• **TASK PROMPT**:
Show every line in the entries below where the word "colours" appears.

• **RECORDS SHOWN**:
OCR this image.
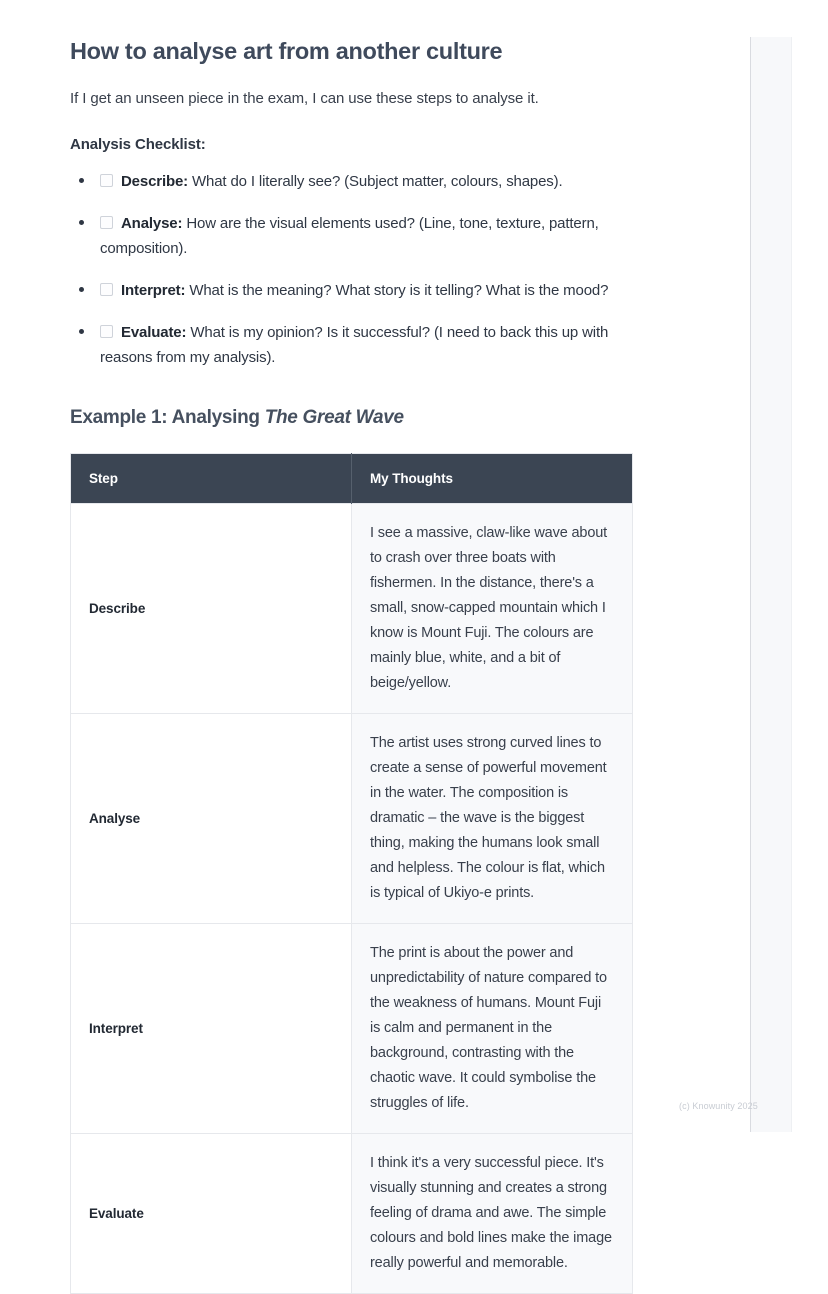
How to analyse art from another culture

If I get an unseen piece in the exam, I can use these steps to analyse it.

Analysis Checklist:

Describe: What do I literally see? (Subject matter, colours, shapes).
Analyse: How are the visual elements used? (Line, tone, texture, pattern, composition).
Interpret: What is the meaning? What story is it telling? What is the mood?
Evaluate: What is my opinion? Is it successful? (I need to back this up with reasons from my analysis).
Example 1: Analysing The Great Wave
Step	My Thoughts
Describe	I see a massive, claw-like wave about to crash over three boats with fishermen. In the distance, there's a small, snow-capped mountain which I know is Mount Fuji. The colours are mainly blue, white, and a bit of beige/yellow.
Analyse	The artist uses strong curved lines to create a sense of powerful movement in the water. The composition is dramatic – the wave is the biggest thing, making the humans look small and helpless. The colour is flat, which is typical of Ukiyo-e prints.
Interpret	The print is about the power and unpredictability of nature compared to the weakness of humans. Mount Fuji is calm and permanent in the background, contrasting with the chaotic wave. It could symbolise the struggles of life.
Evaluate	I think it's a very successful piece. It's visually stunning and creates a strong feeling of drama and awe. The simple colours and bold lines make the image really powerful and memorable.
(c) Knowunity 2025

• **SOLUTION**:
Describe: What do I literally see? (Subject matter, colours, shapes).
Describe	I see a massive, claw-like wave about to crash over three boats with fishermen. In the distance, there's a small, snow-capped mountain which I know is Mount Fuji. The colours are mainly blue, white, and a bit of beige/yellow.
Evaluate	I think it's a very successful piece. It's visually stunning and creates a strong feeling of drama and awe. The simple colours and bold lines make the image really powerful and memorable.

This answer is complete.